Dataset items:
━━━━━━
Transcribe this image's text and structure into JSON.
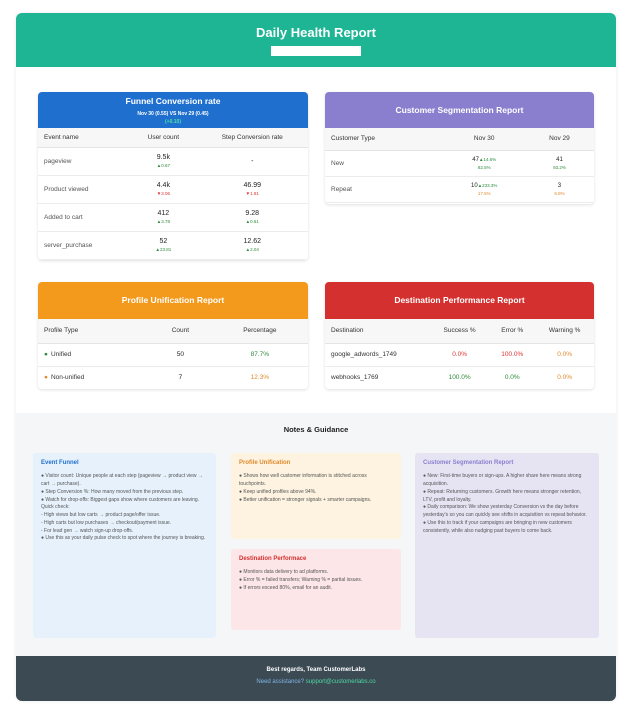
{
  "header": {
    "title": "Daily Health Report"
  },
  "funnel": {
    "title": "Funnel Conversion rate",
    "subtitle": "Nov 30 (0.55) VS Nov 29 (0.45)",
    "delta": "(+0.10)",
    "color": "#1f6fcf",
    "columns": [
      "Event name",
      "User count",
      "Step Conversion rate"
    ],
    "rows": [
      {
        "name": "pageview",
        "count": "9.5k",
        "count_delta": "▲0.67",
        "count_dir": "up",
        "rate": "-",
        "rate_delta": "",
        "rate_dir": ""
      },
      {
        "name": "Product viewed",
        "count": "4.4k",
        "count_delta": "▼3.06",
        "count_dir": "dn",
        "rate": "46.99",
        "rate_delta": "▼1.81",
        "rate_dir": "dn"
      },
      {
        "name": "Added to cart",
        "count": "412",
        "count_delta": "▲3.78",
        "count_dir": "up",
        "rate": "9.28",
        "rate_delta": "▲0.61",
        "rate_dir": "up"
      },
      {
        "name": "server_purchase",
        "count": "52",
        "count_delta": "▲23.81",
        "count_dir": "up",
        "rate": "12.62",
        "rate_delta": "▲2.04",
        "rate_dir": "up"
      }
    ]
  },
  "segmentation": {
    "title": "Customer Segmentation Report",
    "color": "#8a7fcf",
    "columns": [
      "Customer Type",
      "Nov 30",
      "Nov 29"
    ],
    "rows": [
      {
        "type": "New",
        "nov30": "47",
        "nov30_delta": "▲14.6%",
        "nov30_pct": "82.5%",
        "nov29": "41",
        "nov29_pct": "93.2%"
      },
      {
        "type": "Repeat",
        "nov30": "10",
        "nov30_delta": "▲233.3%",
        "nov30_pct": "17.5%",
        "nov29": "3",
        "nov29_pct": "6.8%"
      }
    ]
  },
  "profile": {
    "title": "Profile Unification Report",
    "color": "#f39a1c",
    "columns": [
      "Profile Type",
      "Count",
      "Percentage"
    ],
    "rows": [
      {
        "type": "Unified",
        "count": "50",
        "pct": "87.7%",
        "dot": "#2e8b3c"
      },
      {
        "type": "Non-unified",
        "count": "7",
        "pct": "12.3%",
        "dot": "#e08a2c"
      }
    ]
  },
  "destination": {
    "title": "Destination Performance Report",
    "color": "#d3302f",
    "columns": [
      "Destination",
      "Success %",
      "Error %",
      "Warning %"
    ],
    "rows": [
      {
        "name": "google_adwords_1749",
        "success": "0.0%",
        "error": "100.0%",
        "warning": "0.0%"
      },
      {
        "name": "webhooks_1769",
        "success": "100.0%",
        "error": "0.0%",
        "warning": "0.0%"
      }
    ]
  },
  "notes": {
    "heading": "Notes & Guidance",
    "event_funnel": {
      "title": "Event Funnel",
      "lines": [
        "● Visitor count: Unique people at each step (pageview → product view → cart → purchase).",
        "● Step Conversion %: How many moved from the previous step.",
        "● Watch for drop-offs: Biggest gaps show where customers are leaving.",
        "Quick check:",
        "- High views but low carts → product page/offer issue.",
        "- High carts but low purchases → checkout/payment issue.",
        "- For lead gen → watch sign-up drop-offs.",
        "● Use this as your daily pulse check to spot where the journey is breaking."
      ]
    },
    "profile_unification": {
      "title": "Profile Unification",
      "lines": [
        "● Shows how well customer information is stitched across touchpoints.",
        "● Keep unified profiles above 94%.",
        "● Better unification = stronger signals + smarter campaigns."
      ]
    },
    "destination_performance": {
      "title": "Destination Performace",
      "lines": [
        "● Monitors data delivery to ad platforms.",
        "● Error % = failed transfers; Warning % = partial issues.",
        "● If errors exceed 80%, email for an audit."
      ]
    },
    "customer_segmentation": {
      "title": "Customer Segmentation Report",
      "lines": [
        "● New: First-time buyers or sign-ups. A higher share here means strong acquisition.",
        "● Repeat: Returning customers. Growth here means stronger retention, LTV, profit and loyalty.",
        "● Daily comparison: We show yesterday Conversion vs the day before yesterday's so you can quickly see shifts in acquisition vs repeat behavior.",
        "● Use this to track if your campaigns are bringing in new customers consistently, while also nudging past buyers to come back."
      ]
    }
  },
  "footer": {
    "regards": "Best regards, Team CustomerLabs",
    "help_label": "Need assistance?",
    "email": "support@customerlabs.co"
  }
}
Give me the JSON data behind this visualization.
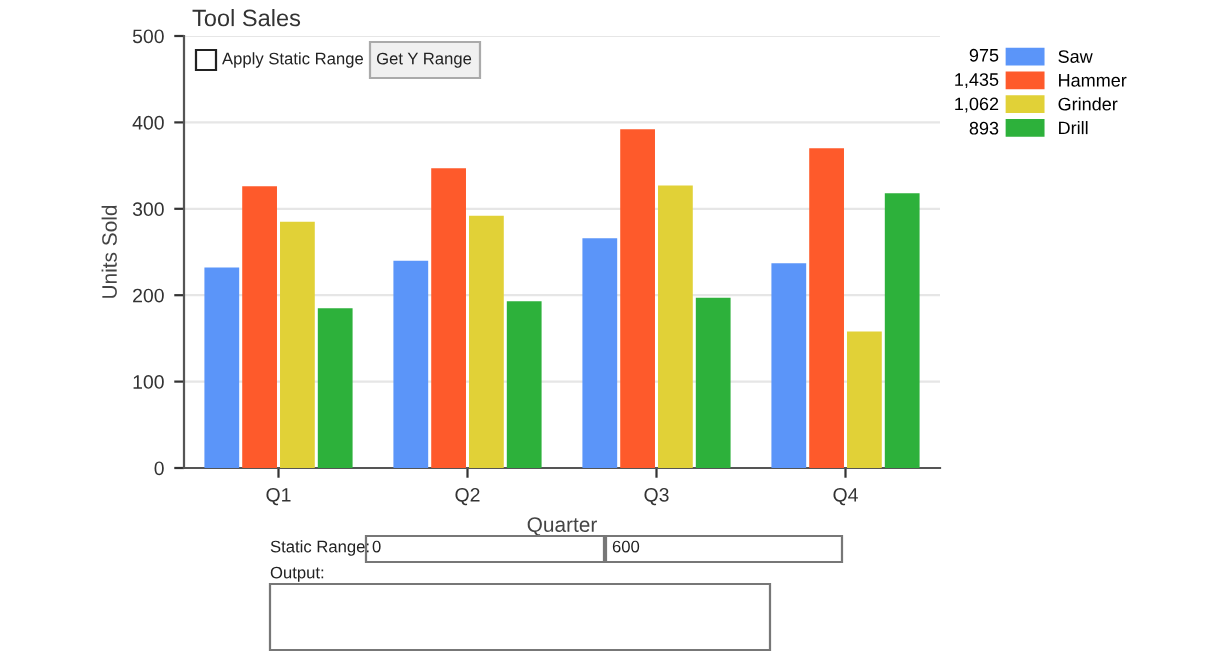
{
  "chart_data": {
    "type": "bar",
    "title": "Tool Sales",
    "xlabel": "Quarter",
    "ylabel": "Units Sold",
    "categories": [
      "Q1",
      "Q2",
      "Q3",
      "Q4"
    ],
    "series": [
      {
        "name": "Saw",
        "color": "#5b95f9",
        "values": [
          232,
          240,
          266,
          237
        ]
      },
      {
        "name": "Hammer",
        "color": "#fe5a2b",
        "values": [
          326,
          347,
          392,
          370
        ]
      },
      {
        "name": "Grinder",
        "color": "#e1d137",
        "values": [
          285,
          292,
          327,
          158
        ]
      },
      {
        "name": "Drill",
        "color": "#2db13b",
        "values": [
          185,
          193,
          197,
          318
        ]
      }
    ],
    "ylim": [
      0,
      500
    ],
    "yticks": [
      0,
      100,
      200,
      300,
      400,
      500
    ],
    "grid": "y",
    "legend": "right",
    "annotations": [
      "975",
      "1,435",
      "1,062",
      "893",
      "Apply Static Range",
      "Get Y Range",
      "Static Range:",
      "0",
      "600",
      "Output:"
    ]
  }
}
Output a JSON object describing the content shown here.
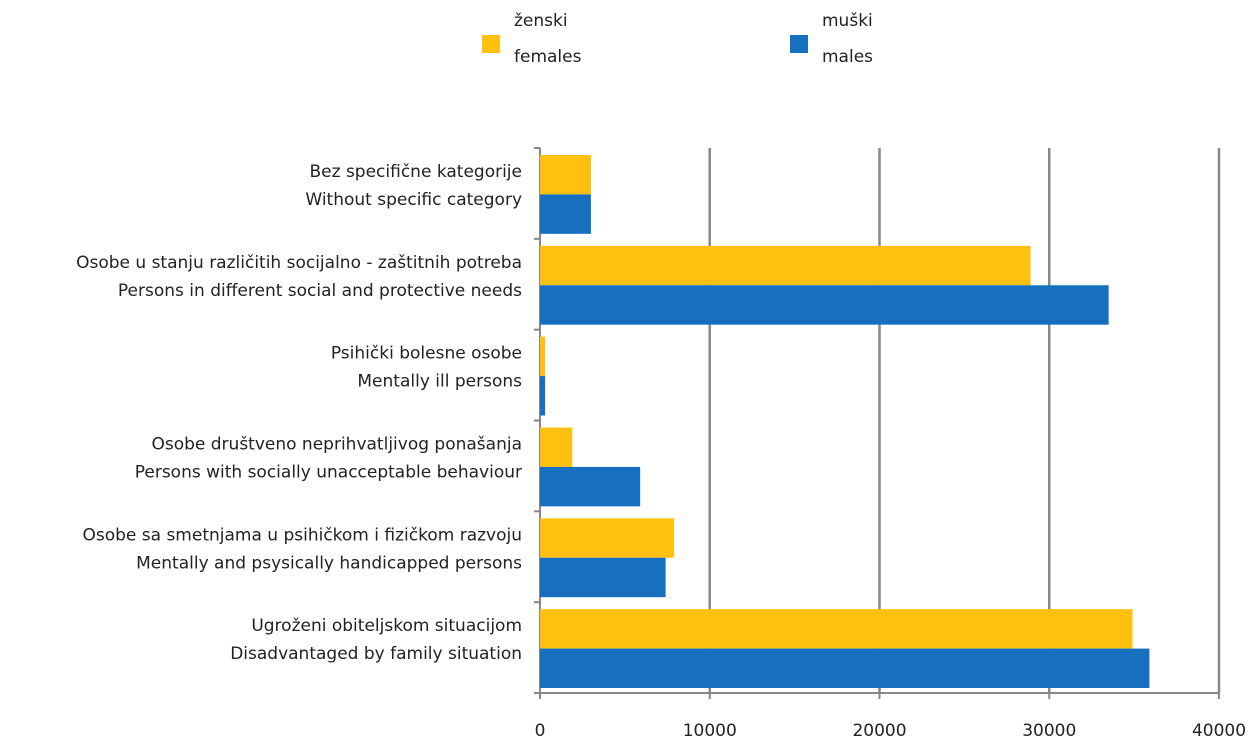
{
  "chart_data": {
    "type": "barh",
    "categories": [
      [
        "Bez specifične kategorije",
        "Without specific category"
      ],
      [
        "Osobe u stanju različitih socijalno - zaštitnih potreba",
        "Persons in different social and protective needs"
      ],
      [
        "Psihički bolesne osobe",
        "Mentally ill persons"
      ],
      [
        "Osobe društveno neprihvatljivog ponašanja",
        "Persons with socially unacceptable behaviour"
      ],
      [
        "Osobe sa smetnjama u psihičkom i fizičkom razvoju",
        "Mentally and psysically handicapped persons"
      ],
      [
        "Ugroženi obiteljskom situacijom",
        "Disadvantaged by family situation"
      ]
    ],
    "series": [
      {
        "name": [
          "ženski",
          "females"
        ],
        "color": "#ffc010",
        "values": [
          3000,
          28900,
          300,
          1900,
          7900,
          34900
        ]
      },
      {
        "name": [
          "muški",
          "males"
        ],
        "color": "#1670bf",
        "values": [
          3000,
          33500,
          300,
          5900,
          7400,
          35900
        ]
      }
    ],
    "xlim": [
      0,
      40000
    ],
    "xticks": [
      0,
      10000,
      20000,
      30000,
      40000
    ],
    "grid": true,
    "legend": "top"
  }
}
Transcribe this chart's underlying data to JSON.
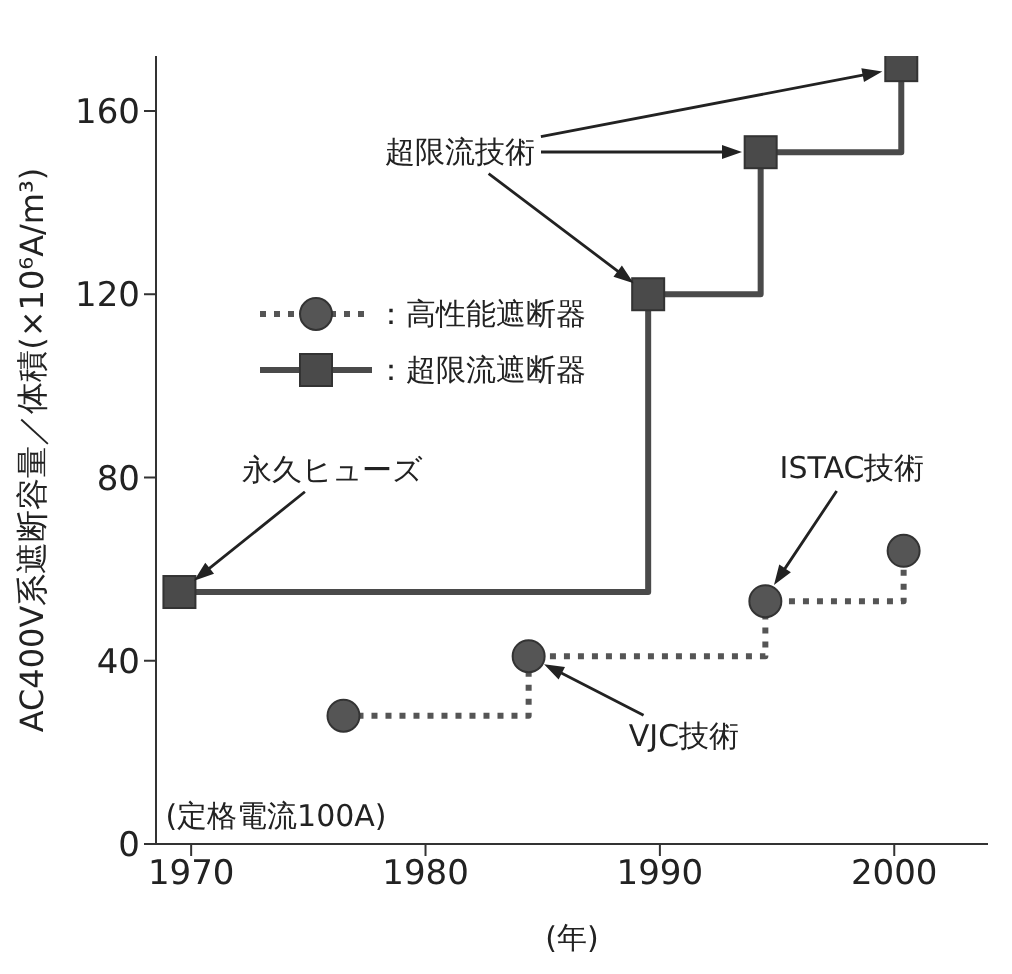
{
  "chart_data": {
    "type": "step",
    "xlabel": "(年)",
    "ylabel": "AC400V系遮断容量／体積(×10⁶A/m³)",
    "xlim": [
      1968.5,
      2004
    ],
    "xticks": [
      1970,
      1980,
      1990,
      2000
    ],
    "ylim": [
      0,
      172
    ],
    "yticks": [
      0,
      40,
      80,
      120,
      160
    ],
    "grid": false,
    "legend": "top left",
    "series": [
      {
        "name": "：高性能遮断器",
        "color": "#555555",
        "marker": "circle",
        "line_style": "dotted",
        "x": [
          1976.5,
          1984.4,
          1994.5,
          2000.4
        ],
        "values": [
          28,
          41,
          53,
          64
        ]
      },
      {
        "name": "：超限流遮断器",
        "color": "#4a4a4a",
        "marker": "square",
        "line_style": "solid",
        "x": [
          1969.5,
          1989.5,
          1994.3,
          2000.3
        ],
        "values": [
          55,
          120,
          151,
          170
        ]
      }
    ],
    "annotations": [
      "永久ヒューズ",
      "超限流技術",
      "ISTAC技術",
      "VJC技術",
      "(定格電流100A)"
    ]
  }
}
━━━━━━
Directive:
With the pictures left out, transcribe the material exactly.

Written answer:
Transcribe this image's text and structure into JSON.
{
  "header": {
    "title": "Daily Health Report"
  },
  "funnel": {
    "title": "Funnel Conversion rate",
    "subtitle": "Nov 30 (0.55) VS Nov 29 (0.45)",
    "delta": "(+0.10)",
    "color": "#1f6fcf",
    "columns": [
      "Event name",
      "User count",
      "Step Conversion rate"
    ],
    "rows": [
      {
        "name": "pageview",
        "count": "9.5k",
        "count_delta": "▲0.67",
        "count_dir": "up",
        "rate": "-",
        "rate_delta": "",
        "rate_dir": ""
      },
      {
        "name": "Product viewed",
        "count": "4.4k",
        "count_delta": "▼3.06",
        "count_dir": "dn",
        "rate": "46.99",
        "rate_delta": "▼1.81",
        "rate_dir": "dn"
      },
      {
        "name": "Added to cart",
        "count": "412",
        "count_delta": "▲3.78",
        "count_dir": "up",
        "rate": "9.28",
        "rate_delta": "▲0.61",
        "rate_dir": "up"
      },
      {
        "name": "server_purchase",
        "count": "52",
        "count_delta": "▲23.81",
        "count_dir": "up",
        "rate": "12.62",
        "rate_delta": "▲2.04",
        "rate_dir": "up"
      }
    ]
  },
  "segmentation": {
    "title": "Customer Segmentation Report",
    "color": "#8a7fcf",
    "columns": [
      "Customer Type",
      "Nov 30",
      "Nov 29"
    ],
    "rows": [
      {
        "type": "New",
        "nov30": "47",
        "nov30_delta": "▲14.6%",
        "nov30_pct": "82.5%",
        "nov29": "41",
        "nov29_pct": "93.2%"
      },
      {
        "type": "Repeat",
        "nov30": "10",
        "nov30_delta": "▲233.3%",
        "nov30_pct": "17.5%",
        "nov29": "3",
        "nov29_pct": "6.8%"
      }
    ]
  },
  "profile": {
    "title": "Profile Unification Report",
    "color": "#f39a1c",
    "columns": [
      "Profile Type",
      "Count",
      "Percentage"
    ],
    "rows": [
      {
        "type": "Unified",
        "count": "50",
        "pct": "87.7%",
        "dot": "#2e8b3c"
      },
      {
        "type": "Non-unified",
        "count": "7",
        "pct": "12.3%",
        "dot": "#e08a2c"
      }
    ]
  },
  "destination": {
    "title": "Destination Performance Report",
    "color": "#d3302f",
    "columns": [
      "Destination",
      "Success %",
      "Error %",
      "Warning %"
    ],
    "rows": [
      {
        "name": "google_adwords_1749",
        "success": "0.0%",
        "error": "100.0%",
        "warning": "0.0%"
      },
      {
        "name": "webhooks_1769",
        "success": "100.0%",
        "error": "0.0%",
        "warning": "0.0%"
      }
    ]
  },
  "notes": {
    "heading": "Notes & Guidance",
    "event_funnel": {
      "title": "Event Funnel",
      "lines": [
        "● Visitor count: Unique people at each step (pageview → product view → cart → purchase).",
        "● Step Conversion %: How many moved from the previous step.",
        "● Watch for drop-offs: Biggest gaps show where customers are leaving.",
        "Quick check:",
        "- High views but low carts → product page/offer issue.",
        "- High carts but low purchases → checkout/payment issue.",
        "- For lead gen → watch sign-up drop-offs.",
        "● Use this as your daily pulse check to spot where the journey is breaking."
      ]
    },
    "profile_unification": {
      "title": "Profile Unification",
      "lines": [
        "● Shows how well customer information is stitched across touchpoints.",
        "● Keep unified profiles above 94%.",
        "● Better unification = stronger signals + smarter campaigns."
      ]
    },
    "destination_performance": {
      "title": "Destination Performace",
      "lines": [
        "● Monitors data delivery to ad platforms.",
        "● Error % = failed transfers; Warning % = partial issues.",
        "● If errors exceed 80%, email for an audit."
      ]
    },
    "customer_segmentation": {
      "title": "Customer Segmentation Report",
      "lines": [
        "● New: First-time buyers or sign-ups. A higher share here means strong acquisition.",
        "● Repeat: Returning customers. Growth here means stronger retention, LTV, profit and loyalty.",
        "● Daily comparison: We show yesterday Conversion vs the day before yesterday's so you can quickly see shifts in acquisition vs repeat behavior.",
        "● Use this to track if your campaigns are bringing in new customers consistently, while also nudging past buyers to come back."
      ]
    }
  },
  "footer": {
    "regards": "Best regards, Team CustomerLabs",
    "help_label": "Need assistance?",
    "email": "support@customerlabs.co"
  }
}
Give me the JSON data behind this visualization.
{
  "chart_data": {
    "type": "bar",
    "title": "Tool Sales",
    "xlabel": "Quarter",
    "ylabel": "Units Sold",
    "categories": [
      "Q1",
      "Q2",
      "Q3",
      "Q4"
    ],
    "series": [
      {
        "name": "Saw",
        "color": "#5b95f9",
        "values": [
          232,
          240,
          266,
          237
        ]
      },
      {
        "name": "Hammer",
        "color": "#fe5a2b",
        "values": [
          326,
          347,
          392,
          370
        ]
      },
      {
        "name": "Grinder",
        "color": "#e1d137",
        "values": [
          285,
          292,
          327,
          158
        ]
      },
      {
        "name": "Drill",
        "color": "#2db13b",
        "values": [
          185,
          193,
          197,
          318
        ]
      }
    ],
    "ylim": [
      0,
      500
    ],
    "yticks": [
      0,
      100,
      200,
      300,
      400,
      500
    ],
    "grid": "y",
    "legend": "right",
    "annotations": [
      "975",
      "1,435",
      "1,062",
      "893",
      "Apply Static Range",
      "Get Y Range",
      "Static Range:",
      "0",
      "600",
      "Output:"
    ]
  }
}
Output a JSON object describing the content shown here.
{
  "chart_data": {
    "type": "barh",
    "categories": [
      [
        "Bez specifične kategorije",
        "Without specific category"
      ],
      [
        "Osobe u stanju različitih socijalno - zaštitnih potreba",
        "Persons in different social and protective needs"
      ],
      [
        "Psihički bolesne osobe",
        "Mentally ill persons"
      ],
      [
        "Osobe društveno neprihvatljivog ponašanja",
        "Persons with socially unacceptable behaviour"
      ],
      [
        "Osobe sa smetnjama u psihičkom i fizičkom razvoju",
        "Mentally and psysically handicapped persons"
      ],
      [
        "Ugroženi obiteljskom situacijom",
        "Disadvantaged by family situation"
      ]
    ],
    "series": [
      {
        "name": [
          "ženski",
          "females"
        ],
        "color": "#ffc010",
        "values": [
          3000,
          28900,
          300,
          1900,
          7900,
          34900
        ]
      },
      {
        "name": [
          "muški",
          "males"
        ],
        "color": "#1670bf",
        "values": [
          3000,
          33500,
          300,
          5900,
          7400,
          35900
        ]
      }
    ],
    "xlim": [
      0,
      40000
    ],
    "xticks": [
      0,
      10000,
      20000,
      30000,
      40000
    ],
    "grid": true,
    "legend": "top"
  }
}
Transcribe this chart's underlying data to JSON.
{
  "chart_data": {
    "type": "step",
    "xlabel": "(年)",
    "ylabel": "AC400V系遮断容量／体積(×10⁶A/m³)",
    "xlim": [
      1968.5,
      2004
    ],
    "xticks": [
      1970,
      1980,
      1990,
      2000
    ],
    "ylim": [
      0,
      172
    ],
    "yticks": [
      0,
      40,
      80,
      120,
      160
    ],
    "grid": false,
    "legend": "top left",
    "series": [
      {
        "name": "：高性能遮断器",
        "color": "#555555",
        "marker": "circle",
        "line_style": "dotted",
        "x": [
          1976.5,
          1984.4,
          1994.5,
          2000.4
        ],
        "values": [
          28,
          41,
          53,
          64
        ]
      },
      {
        "name": "：超限流遮断器",
        "color": "#4a4a4a",
        "marker": "square",
        "line_style": "solid",
        "x": [
          1969.5,
          1989.5,
          1994.3,
          2000.3
        ],
        "values": [
          55,
          120,
          151,
          170
        ]
      }
    ],
    "annotations": [
      "永久ヒューズ",
      "超限流技術",
      "ISTAC技術",
      "VJC技術",
      "(定格電流100A)"
    ]
  }
}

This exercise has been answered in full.